**AIM**
Without the images, print all the entries below exactly as given.

:: STORED DATA ::

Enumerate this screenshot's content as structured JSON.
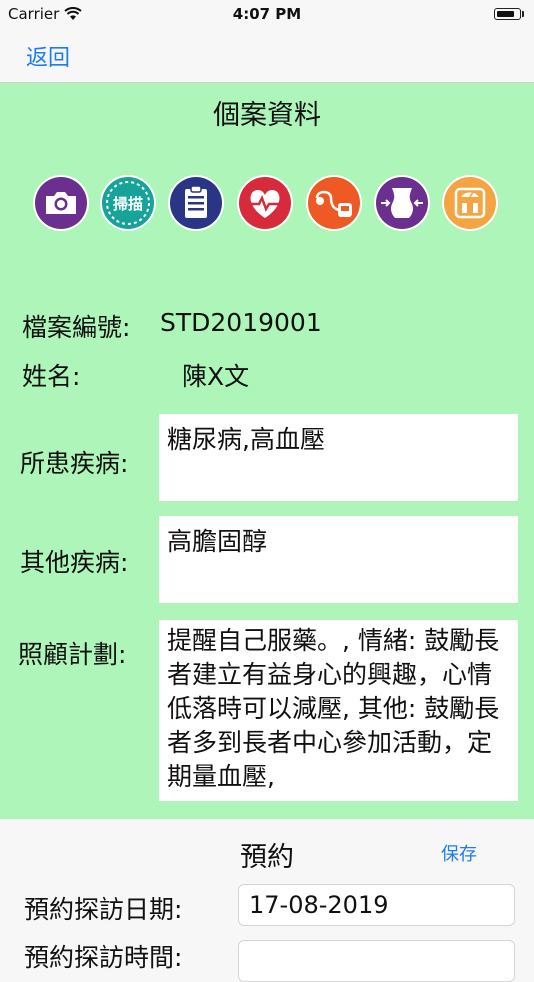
{
  "status_bar": {
    "carrier": "Carrier",
    "time": "4:07 PM"
  },
  "nav": {
    "back_label": "返回"
  },
  "case": {
    "title": "個案資料",
    "file_number_label": "檔案編號:",
    "file_number": "STD2019001",
    "name_label": "姓名:",
    "name": "陳X文",
    "diseases_label": "所患疾病:",
    "diseases": "糖尿病,高血壓",
    "other_diseases_label": "其他疾病:",
    "other_diseases": "高膽固醇",
    "care_plan_label": "照顧計劃:",
    "care_plan": "提醒自己服藥。, 情緒: 鼓勵長者建立有益身心的興趣，心情低落時可以減壓, 其他: 鼓勵長者多到長者中心參加活動，定期量血壓,"
  },
  "icons": {
    "scan_text": "掃描",
    "names": [
      "camera-icon",
      "scan-icon",
      "clipboard-icon",
      "heart-rate-icon",
      "blood-pressure-icon",
      "waist-icon",
      "weight-scale-icon"
    ],
    "colors": [
      "#6b2f8f",
      "#18a39a",
      "#2a3585",
      "#d72a3a",
      "#ef5a24",
      "#6b2f8f",
      "#f5a442"
    ]
  },
  "appointment": {
    "title": "預約",
    "save_label": "保存",
    "date_label": "預約探訪日期:",
    "date_value": "17-08-2019",
    "time_label": "預約探訪時間:"
  }
}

:::

**TASK OUTPUT**
Enumerate this screenshot's content as structured JSON.
{
  "status_bar": {
    "carrier": "Carrier",
    "time": "4:07 PM"
  },
  "nav": {
    "back_label": "返回"
  },
  "case": {
    "title": "個案資料",
    "file_number_label": "檔案編號:",
    "file_number": "STD2019001",
    "name_label": "姓名:",
    "name": "陳X文",
    "diseases_label": "所患疾病:",
    "diseases": "糖尿病,高血壓",
    "other_diseases_label": "其他疾病:",
    "other_diseases": "高膽固醇",
    "care_plan_label": "照顧計劃:",
    "care_plan": "提醒自己服藥。, 情緒: 鼓勵長者建立有益身心的興趣，心情低落時可以減壓, 其他: 鼓勵長者多到長者中心參加活動，定期量血壓,"
  },
  "icons": {
    "scan_text": "掃描",
    "names": [
      "camera-icon",
      "scan-icon",
      "clipboard-icon",
      "heart-rate-icon",
      "blood-pressure-icon",
      "waist-icon",
      "weight-scale-icon"
    ],
    "colors": [
      "#6b2f8f",
      "#18a39a",
      "#2a3585",
      "#d72a3a",
      "#ef5a24",
      "#6b2f8f",
      "#f5a442"
    ]
  },
  "appointment": {
    "title": "預約",
    "save_label": "保存",
    "date_label": "預約探訪日期:",
    "date_value": "17-08-2019",
    "time_label": "預約探訪時間:"
  }
}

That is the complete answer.